Exercise objective >> What follows is a set of entries. Give them again exactly, without the pictures.

Dataset rows >>
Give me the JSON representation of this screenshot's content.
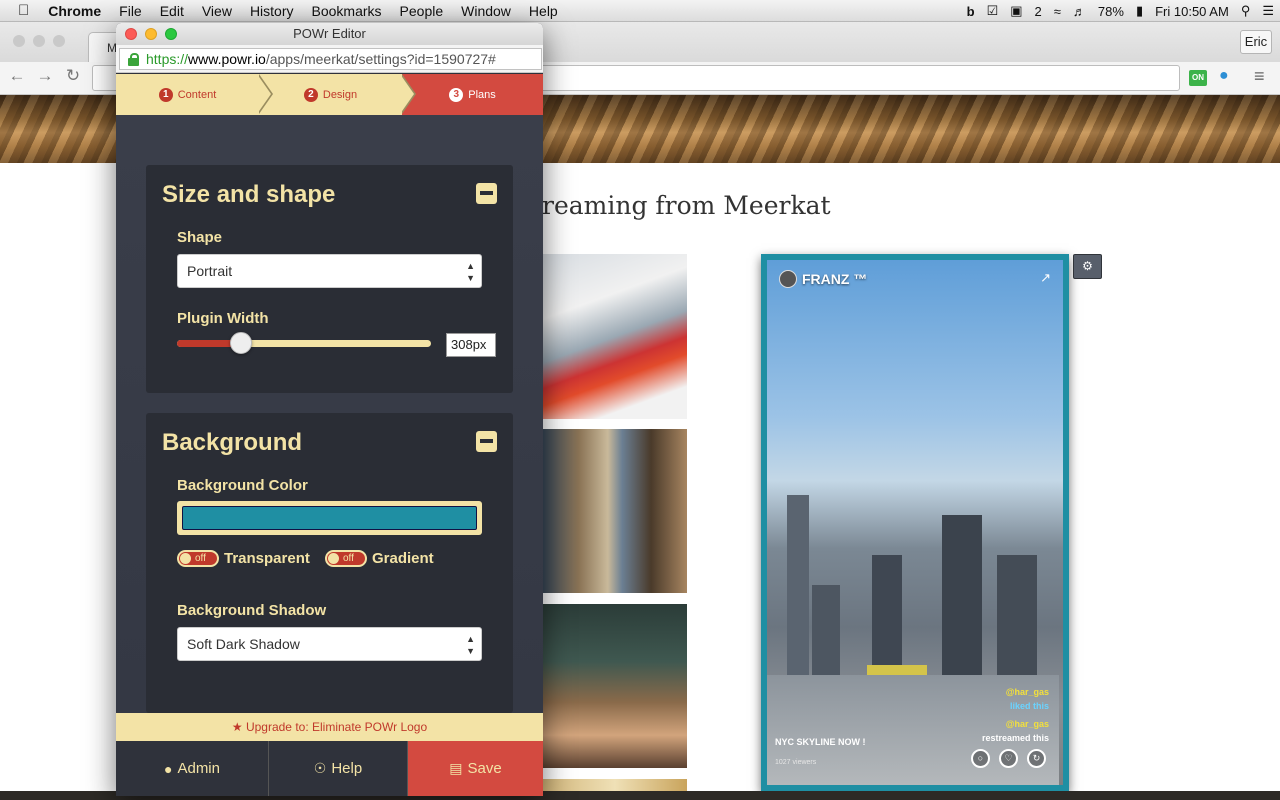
{
  "menubar": {
    "app": "Chrome",
    "items": [
      "File",
      "Edit",
      "View",
      "History",
      "Bookmarks",
      "People",
      "Window",
      "Help"
    ],
    "status_right": {
      "extra_count": "2",
      "battery": "78%",
      "clock": "Fri 10:50 AM"
    }
  },
  "browser": {
    "tab_label": "M",
    "user_button": "Eric",
    "extension_on_label": "ON"
  },
  "page": {
    "title": "reaming from Meerkat",
    "meerkat": {
      "username": "FRANZ ™",
      "comments": [
        "@har_gas",
        "liked this",
        "@har_gas",
        "restreamed this"
      ],
      "stream_title": "NYC SKYLINE NOW !",
      "viewers": "1027 viewers",
      "border_color": "#1f8fa3"
    }
  },
  "editor": {
    "window_title": "POWr Editor",
    "url": {
      "scheme": "https://",
      "host": "www.powr.io",
      "path": "/apps/meerkat/settings?id=1590727#"
    },
    "steps": [
      {
        "num": "1",
        "label": "Content"
      },
      {
        "num": "2",
        "label": "Design"
      },
      {
        "num": "3",
        "label": "Plans"
      }
    ],
    "size_shape": {
      "title": "Size and shape",
      "shape_label": "Shape",
      "shape_value": "Portrait",
      "width_label": "Plugin Width",
      "width_value": "308px",
      "width_slider_fraction": 0.25
    },
    "background": {
      "title": "Background",
      "color_label": "Background Color",
      "color_value": "#1f8fa3",
      "transparent_label": "Transparent",
      "transparent_state": "off",
      "gradient_label": "Gradient",
      "gradient_state": "off",
      "shadow_label": "Background Shadow",
      "shadow_value": "Soft Dark Shadow"
    },
    "upgrade_text": "Upgrade to: Eliminate POWr Logo",
    "footer": {
      "admin": "Admin",
      "help": "Help",
      "save": "Save"
    }
  }
}
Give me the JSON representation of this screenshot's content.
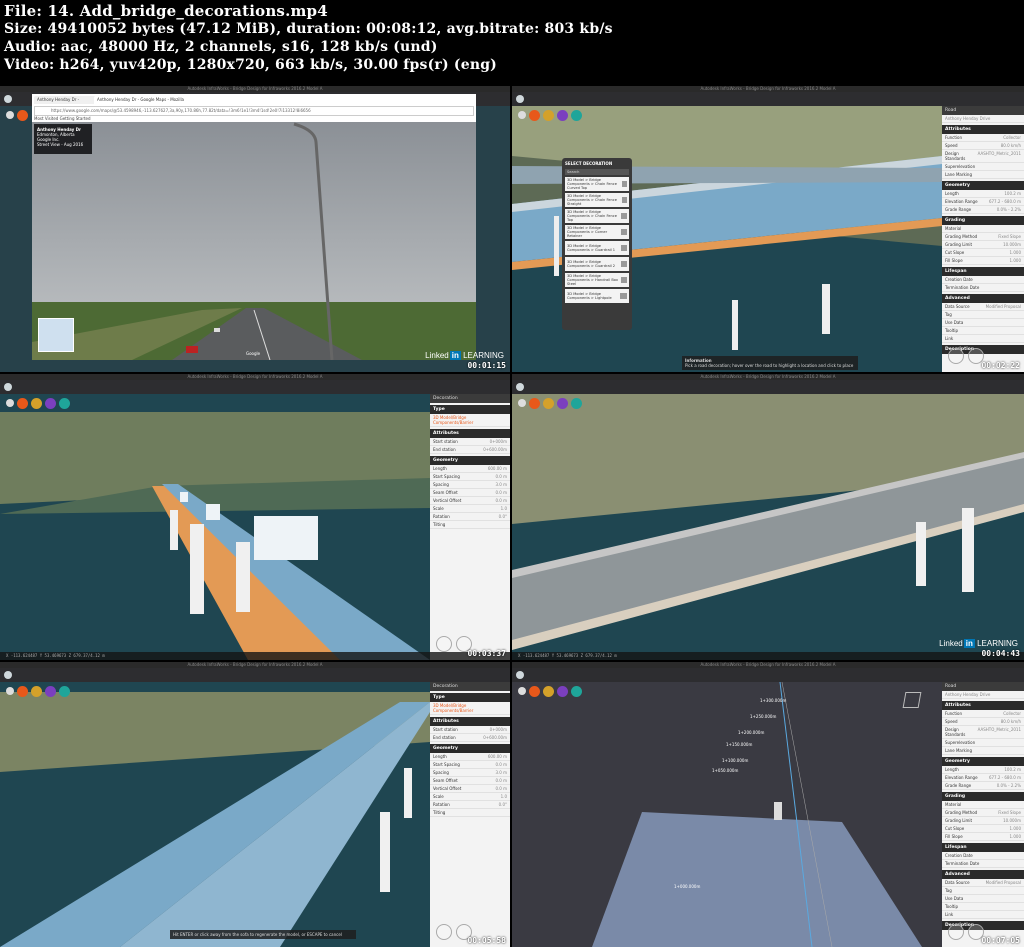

Full output >>
Give me the JSON representation of this screenshot's content.
{
  "menubar": {
    "app": "Chrome",
    "items": [
      "File",
      "Edit",
      "View",
      "History",
      "Bookmarks",
      "People",
      "Window",
      "Help"
    ],
    "status_right": {
      "extra_count": "2",
      "battery": "78%",
      "clock": "Fri 10:50 AM"
    }
  },
  "browser": {
    "tab_label": "M",
    "user_button": "Eric",
    "extension_on_label": "ON"
  },
  "page": {
    "title": "reaming from Meerkat",
    "meerkat": {
      "username": "FRANZ ™",
      "comments": [
        "@har_gas",
        "liked this",
        "@har_gas",
        "restreamed this"
      ],
      "stream_title": "NYC SKYLINE NOW !",
      "viewers": "1027 viewers",
      "border_color": "#1f8fa3"
    }
  },
  "editor": {
    "window_title": "POWr Editor",
    "url": {
      "scheme": "https://",
      "host": "www.powr.io",
      "path": "/apps/meerkat/settings?id=1590727#"
    },
    "steps": [
      {
        "num": "1",
        "label": "Content"
      },
      {
        "num": "2",
        "label": "Design"
      },
      {
        "num": "3",
        "label": "Plans"
      }
    ],
    "size_shape": {
      "title": "Size and shape",
      "shape_label": "Shape",
      "shape_value": "Portrait",
      "width_label": "Plugin Width",
      "width_value": "308px",
      "width_slider_fraction": 0.25
    },
    "background": {
      "title": "Background",
      "color_label": "Background Color",
      "color_value": "#1f8fa3",
      "transparent_label": "Transparent",
      "transparent_state": "off",
      "gradient_label": "Gradient",
      "gradient_state": "off",
      "shadow_label": "Background Shadow",
      "shadow_value": "Soft Dark Shadow"
    },
    "upgrade_text": "Upgrade to: Eliminate POWr Logo",
    "footer": {
      "admin": "Admin",
      "help": "Help",
      "save": "Save"
    }
  }
}
Give me the JSON representation of this screenshot's content.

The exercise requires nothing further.